Written problem: Give a verbatim quotation of every record.

########

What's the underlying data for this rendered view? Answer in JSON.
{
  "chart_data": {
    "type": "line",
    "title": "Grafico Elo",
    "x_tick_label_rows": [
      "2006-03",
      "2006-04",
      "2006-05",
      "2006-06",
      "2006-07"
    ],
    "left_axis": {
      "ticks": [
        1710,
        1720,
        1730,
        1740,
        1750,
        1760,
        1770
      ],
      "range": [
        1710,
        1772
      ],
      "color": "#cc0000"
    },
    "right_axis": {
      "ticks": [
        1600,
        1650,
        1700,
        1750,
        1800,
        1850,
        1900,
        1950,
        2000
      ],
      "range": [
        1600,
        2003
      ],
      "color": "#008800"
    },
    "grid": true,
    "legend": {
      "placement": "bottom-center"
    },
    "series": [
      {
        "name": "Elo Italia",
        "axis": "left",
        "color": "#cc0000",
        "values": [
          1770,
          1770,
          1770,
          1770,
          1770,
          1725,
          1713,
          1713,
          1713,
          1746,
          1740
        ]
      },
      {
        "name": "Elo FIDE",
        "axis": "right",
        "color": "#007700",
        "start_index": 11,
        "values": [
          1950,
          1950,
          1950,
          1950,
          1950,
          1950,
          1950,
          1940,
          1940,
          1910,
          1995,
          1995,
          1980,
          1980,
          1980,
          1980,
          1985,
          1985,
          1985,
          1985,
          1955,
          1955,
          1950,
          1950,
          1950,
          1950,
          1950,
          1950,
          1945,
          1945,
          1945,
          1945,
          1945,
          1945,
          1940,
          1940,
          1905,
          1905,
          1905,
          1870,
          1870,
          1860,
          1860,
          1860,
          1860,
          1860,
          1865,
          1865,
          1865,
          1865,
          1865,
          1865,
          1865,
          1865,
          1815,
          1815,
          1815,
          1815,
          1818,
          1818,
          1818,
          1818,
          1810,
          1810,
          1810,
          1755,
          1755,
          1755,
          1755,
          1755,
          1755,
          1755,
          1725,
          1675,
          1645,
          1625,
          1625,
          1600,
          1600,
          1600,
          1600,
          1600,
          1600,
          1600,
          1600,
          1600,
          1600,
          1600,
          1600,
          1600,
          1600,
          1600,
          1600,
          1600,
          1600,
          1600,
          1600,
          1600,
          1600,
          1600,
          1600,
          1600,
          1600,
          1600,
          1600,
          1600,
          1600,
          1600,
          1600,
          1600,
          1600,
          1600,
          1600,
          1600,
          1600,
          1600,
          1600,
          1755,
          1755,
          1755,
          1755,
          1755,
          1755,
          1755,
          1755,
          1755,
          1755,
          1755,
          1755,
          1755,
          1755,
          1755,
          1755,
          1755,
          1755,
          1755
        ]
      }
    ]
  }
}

########

Full solution:
What's the underlying data for this rendered view? Answer in JSON.
{
  "chart_data": {
    "type": "line",
    "title": "Grafico Elo",
    "x_tick_label_rows": [
      "2006-03",
      "2006-04",
      "2006-05",
      "2006-06",
      "2006-07"
    ],
    "left_axis": {
      "ticks": [
        1710,
        1720,
        1730,
        1740,
        1750,
        1760,
        1770
      ],
      "range": [
        1710,
        1772
      ],
      "color": "#cc0000"
    },
    "right_axis": {
      "ticks": [
        1600,
        1650,
        1700,
        1750,
        1800,
        1850,
        1900,
        1950,
        2000
      ],
      "range": [
        1600,
        2003
      ],
      "color": "#008800"
    },
    "grid": true,
    "legend": {
      "placement": "bottom-center"
    },
    "series": [
      {
        "name": "Elo Italia",
        "axis": "left",
        "color": "#cc0000",
        "values": [
          1770,
          1770,
          1770,
          1770,
          1770,
          1725,
          1713,
          1713,
          1713,
          1746,
          1740
        ]
      },
      {
        "name": "Elo FIDE",
        "axis": "right",
        "color": "#007700",
        "start_index": 11,
        "values": [
          1950,
          1950,
          1950,
          1950,
          1950,
          1950,
          1950,
          1940,
          1940,
          1910,
          1995,
          1995,
          1980,
          1980,
          1980,
          1980,
          1985,
          1985,
          1985,
          1985,
          1955,
          1955,
          1950,
          1950,
          1950,
          1950,
          1950,
          1950,
          1945,
          1945,
          1945,
          1945,
          1945,
          1945,
          1940,
          1940,
          1905,
          1905,
          1905,
          1870,
          1870,
          1860,
          1860,
          1860,
          1860,
          1860,
          1865,
          1865,
          1865,
          1865,
          1865,
          1865,
          1865,
          1865,
          1815,
          1815,
          1815,
          1815,
          1818,
          1818,
          1818,
          1818,
          1810,
          1810,
          1810,
          1755,
          1755,
          1755,
          1755,
          1755,
          1755,
          1755,
          1725,
          1675,
          1645,
          1625,
          1625,
          1600,
          1600,
          1600,
          1600,
          1600,
          1600,
          1600,
          1600,
          1600,
          1600,
          1600,
          1600,
          1600,
          1600,
          1600,
          1600,
          1600,
          1600,
          1600,
          1600,
          1600,
          1600,
          1600,
          1600,
          1600,
          1600,
          1600,
          1600,
          1600,
          1600,
          1600,
          1600,
          1600,
          1600,
          1600,
          1600,
          1600,
          1600,
          1600,
          1600,
          1755,
          1755,
          1755,
          1755,
          1755,
          1755,
          1755,
          1755,
          1755,
          1755,
          1755,
          1755,
          1755,
          1755,
          1755,
          1755,
          1755,
          1755,
          1755
        ]
      }
    ]
  }
}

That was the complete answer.